__WORK TO BE COMPLETED__
Reproduce every row below verbatim, leaving out the pictures.

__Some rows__
--*--
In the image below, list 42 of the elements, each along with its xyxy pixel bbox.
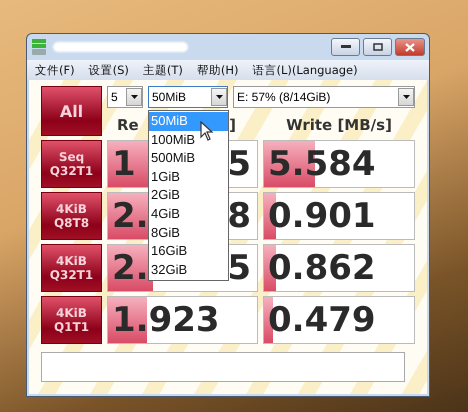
menu-item[interactable]: 帮助(H) (196, 62, 238, 78)
close-icon (405, 42, 415, 52)
dropdown-option[interactable]: 100MiB (149, 130, 228, 150)
read-value: 5 (226, 147, 252, 181)
column-header: Re (117, 116, 139, 134)
read-value: 8 (226, 199, 252, 233)
menu-item[interactable]: 语言(L)(Language) (252, 62, 358, 78)
test-button[interactable]: 4KiB Q32T1 (41, 244, 102, 292)
dropdown-arrow-icon (216, 95, 222, 99)
read-value: 2. (111, 199, 149, 233)
drive-dropdown[interactable]: E: 57% (8/14GiB) (233, 86, 415, 108)
column-header: ] (229, 116, 236, 134)
test-button[interactable]: 4KiB Q8T8 (41, 192, 102, 240)
close-button[interactable] (395, 38, 425, 56)
test-button[interactable]: Seq Q32T1 (41, 140, 102, 188)
dropdown-option[interactable]: 500MiB (149, 149, 228, 168)
dropdown-option[interactable]: 4GiB (149, 204, 228, 224)
menu-item[interactable]: 文件(F) (35, 62, 75, 78)
menu-item[interactable]: 设置(S) (88, 62, 129, 78)
dropdown-option[interactable]: 1GiB (149, 168, 228, 186)
menu-item[interactable]: 主题(T) (142, 62, 183, 78)
dropdown-arrow-icon (402, 95, 410, 99)
test-button[interactable]: 4KiB Q1T1 (41, 296, 102, 344)
all-button[interactable]: All (41, 86, 102, 136)
maximize-icon (372, 43, 382, 51)
dropdown-option[interactable]: 2GiB (149, 186, 228, 205)
mouse-cursor-icon (200, 121, 214, 141)
dropdown-option[interactable]: 8GiB (149, 224, 228, 242)
minimize-button[interactable] (331, 38, 360, 56)
column-header: Write [MB/s] (286, 116, 392, 134)
disk-icon (31, 38, 47, 56)
size-dropdown[interactable]: 50MiB (148, 86, 228, 108)
read-value: 5 (226, 251, 252, 285)
dropdown-arrow-icon (130, 95, 138, 99)
dropdown-option[interactable]: 32GiB (149, 260, 228, 280)
maximize-button[interactable] (363, 38, 392, 56)
minimize-icon (340, 45, 350, 49)
count-dropdown[interactable]: 5 (107, 86, 143, 108)
read-value: 1 (111, 147, 136, 181)
dropdown-option[interactable]: 16GiB (149, 242, 228, 261)
read-value: 2. (111, 251, 149, 285)
comment-field[interactable] (41, 352, 405, 382)
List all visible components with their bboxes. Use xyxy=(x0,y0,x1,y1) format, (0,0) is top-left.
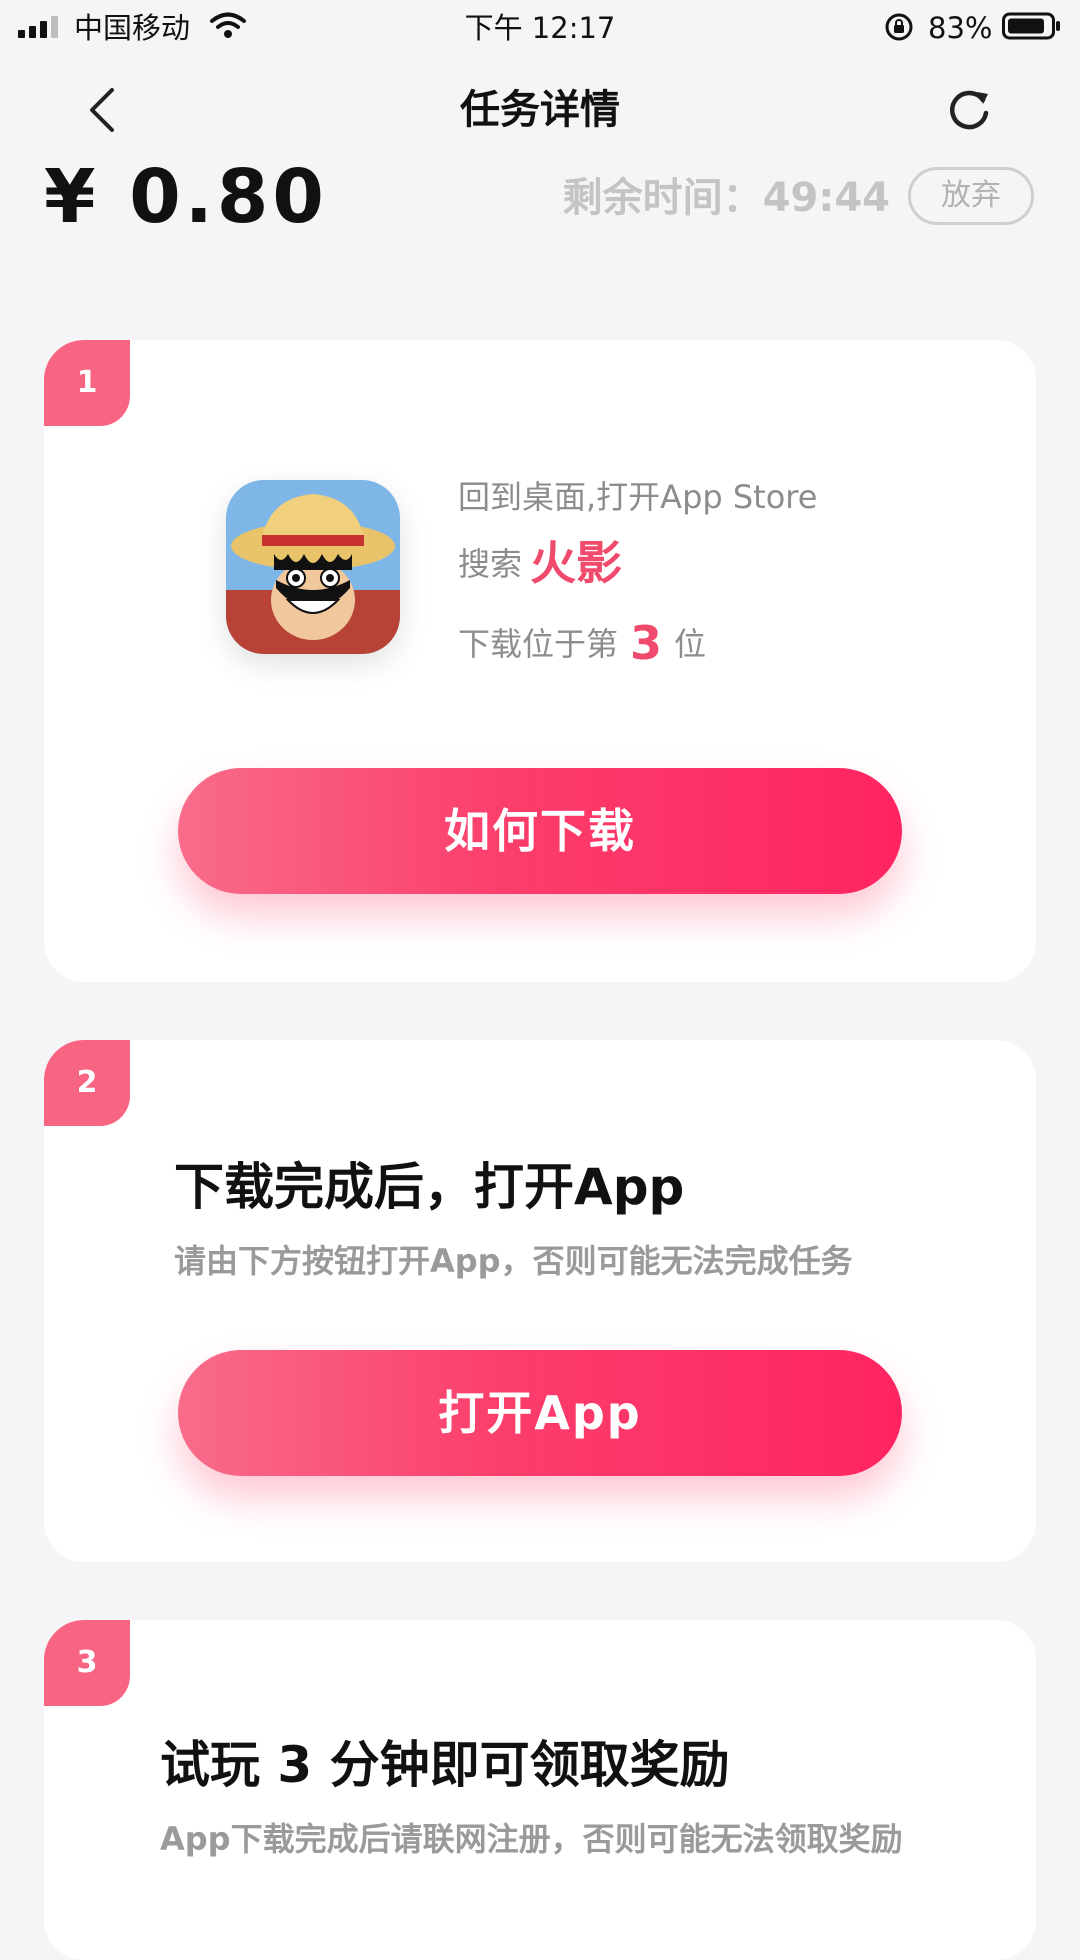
app-icon xyxy=(226,480,400,654)
battery-icon xyxy=(1002,12,1060,40)
orientation-lock-icon xyxy=(885,13,913,41)
step-heading: 下载完成后，打开App xyxy=(174,1158,685,1216)
search-prefix: 搜索 xyxy=(458,545,523,583)
step-heading: 试玩 3 分钟即可领取奖励 xyxy=(160,1736,730,1794)
step-badge: 1 xyxy=(44,340,130,426)
open-app-button[interactable]: 打开App xyxy=(178,1350,902,1476)
remaining-time: 剩余时间：49:44 xyxy=(562,175,890,221)
instruction-rank: 下载位于第 3 位 xyxy=(458,620,706,667)
rank-prefix: 下载位于第 xyxy=(458,625,619,663)
rank-number: 3 xyxy=(630,616,663,670)
step-card-2: 2 下载完成后，打开App 请由下方按钮打开App，否则可能无法完成任务 打开A… xyxy=(44,1040,1036,1562)
reward-amount: ¥ 0.80 xyxy=(44,154,328,240)
instruction-search: 搜索 火影 xyxy=(458,540,622,587)
rank-suffix: 位 xyxy=(674,625,707,663)
instruction-open-app-store: 回到桌面,打开App Store xyxy=(458,478,818,516)
step-subtext: App下载完成后请联网注册，否则可能无法领取奖励 xyxy=(160,1820,903,1858)
refresh-icon[interactable] xyxy=(944,86,994,136)
search-keyword: 火影 xyxy=(530,536,623,590)
battery-percent: 83% xyxy=(928,11,993,45)
how-to-download-button[interactable]: 如何下载 xyxy=(178,768,902,894)
page-title: 任务详情 xyxy=(460,87,620,133)
step-card-1: 1 回到桌面,打开App Store 搜索 火影 下载位于第 3 位 如何下载 xyxy=(44,340,1036,982)
step-badge: 2 xyxy=(44,1040,130,1126)
status-time: 下午 12:17 xyxy=(464,11,616,45)
step-subtext: 请由下方按钮打开App，否则可能无法完成任务 xyxy=(174,1242,853,1280)
status-bar: 中国移动 下午 12:17 83% xyxy=(0,0,1080,56)
step-card-3: 3 试玩 3 分钟即可领取奖励 App下载完成后请联网注册，否则可能无法领取奖励 xyxy=(44,1620,1036,1960)
step-badge: 3 xyxy=(44,1620,130,1706)
abandon-button[interactable]: 放弃 xyxy=(908,167,1034,225)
--*--
__SOLUTION TO THIS PROBLEM__
In the image below, list 42 of the elements, each along with its xyxy pixel bbox.
menu-item[interactable]: 帮助(H) (196, 62, 238, 78)
close-icon (405, 42, 415, 52)
dropdown-option[interactable]: 100MiB (149, 130, 228, 150)
read-value: 5 (226, 147, 252, 181)
column-header: Re (117, 116, 139, 134)
read-value: 8 (226, 199, 252, 233)
menu-item[interactable]: 语言(L)(Language) (252, 62, 358, 78)
test-button[interactable]: 4KiB Q32T1 (41, 244, 102, 292)
dropdown-arrow-icon (216, 95, 222, 99)
read-value: 2. (111, 199, 149, 233)
drive-dropdown[interactable]: E: 57% (8/14GiB) (233, 86, 415, 108)
column-header: ] (229, 116, 236, 134)
test-button[interactable]: 4KiB Q8T8 (41, 192, 102, 240)
close-button[interactable] (395, 38, 425, 56)
test-button[interactable]: Seq Q32T1 (41, 140, 102, 188)
dropdown-option[interactable]: 500MiB (149, 149, 228, 168)
dropdown-option[interactable]: 4GiB (149, 204, 228, 224)
menu-item[interactable]: 文件(F) (35, 62, 75, 78)
menu-item[interactable]: 设置(S) (88, 62, 129, 78)
dropdown-option[interactable]: 1GiB (149, 168, 228, 186)
menu-item[interactable]: 主题(T) (142, 62, 183, 78)
dropdown-arrow-icon (402, 95, 410, 99)
test-button[interactable]: 4KiB Q1T1 (41, 296, 102, 344)
all-button[interactable]: All (41, 86, 102, 136)
maximize-icon (372, 43, 382, 51)
dropdown-option[interactable]: 2GiB (149, 186, 228, 205)
mouse-cursor-icon (200, 121, 214, 141)
dropdown-option[interactable]: 8GiB (149, 224, 228, 242)
minimize-button[interactable] (331, 38, 360, 56)
column-header: Write [MB/s] (286, 116, 392, 134)
disk-icon (31, 38, 47, 56)
size-dropdown[interactable]: 50MiB (148, 86, 228, 108)
read-value: 5 (226, 251, 252, 285)
dropdown-arrow-icon (130, 95, 138, 99)
dropdown-option[interactable]: 32GiB (149, 260, 228, 280)
maximize-button[interactable] (363, 38, 392, 56)
minimize-icon (340, 45, 350, 49)
count-dropdown[interactable]: 5 (107, 86, 143, 108)
read-value: 1 (111, 147, 136, 181)
dropdown-option[interactable]: 16GiB (149, 242, 228, 261)
read-value: 2. (111, 251, 149, 285)
comment-field[interactable] (41, 352, 405, 382)
List all visible components with their bboxes. Use xyxy=(x0,y0,x1,y1) format, (0,0) is top-left.
app-icon xyxy=(226,480,400,654)
battery-icon xyxy=(1002,12,1060,40)
orientation-lock-icon xyxy=(885,13,913,41)
step-heading: 下载完成后，打开App xyxy=(174,1158,685,1216)
search-prefix: 搜索 xyxy=(458,545,523,583)
step-heading: 试玩 3 分钟即可领取奖励 xyxy=(160,1736,730,1794)
step-badge: 1 xyxy=(44,340,130,426)
open-app-button[interactable]: 打开App xyxy=(178,1350,902,1476)
remaining-time: 剩余时间：49:44 xyxy=(562,175,890,221)
instruction-rank: 下载位于第 3 位 xyxy=(458,620,706,667)
rank-prefix: 下载位于第 xyxy=(458,625,619,663)
rank-number: 3 xyxy=(630,616,663,670)
step-card-2: 2 下载完成后，打开App 请由下方按钮打开App，否则可能无法完成任务 打开A… xyxy=(44,1040,1036,1562)
reward-amount: ¥ 0.80 xyxy=(44,154,328,240)
instruction-search: 搜索 火影 xyxy=(458,540,622,587)
rank-suffix: 位 xyxy=(674,625,707,663)
instruction-open-app-store: 回到桌面,打开App Store xyxy=(458,478,818,516)
step-subtext: App下载完成后请联网注册，否则可能无法领取奖励 xyxy=(160,1820,903,1858)
refresh-icon[interactable] xyxy=(944,86,994,136)
search-keyword: 火影 xyxy=(530,536,623,590)
battery-percent: 83% xyxy=(928,11,993,45)
how-to-download-button[interactable]: 如何下载 xyxy=(178,768,902,894)
page-title: 任务详情 xyxy=(460,87,620,133)
step-card-1: 1 回到桌面,打开App Store 搜索 火影 下载位于第 3 位 如何下载 xyxy=(44,340,1036,982)
step-badge: 2 xyxy=(44,1040,130,1126)
status-time: 下午 12:17 xyxy=(464,11,616,45)
step-subtext: 请由下方按钮打开App，否则可能无法完成任务 xyxy=(174,1242,853,1280)
status-bar: 中国移动 下午 12:17 83% xyxy=(0,0,1080,56)
step-card-3: 3 试玩 3 分钟即可领取奖励 App下载完成后请联网注册，否则可能无法领取奖励 xyxy=(44,1620,1036,1960)
step-badge: 3 xyxy=(44,1620,130,1706)
abandon-button[interactable]: 放弃 xyxy=(908,167,1034,225)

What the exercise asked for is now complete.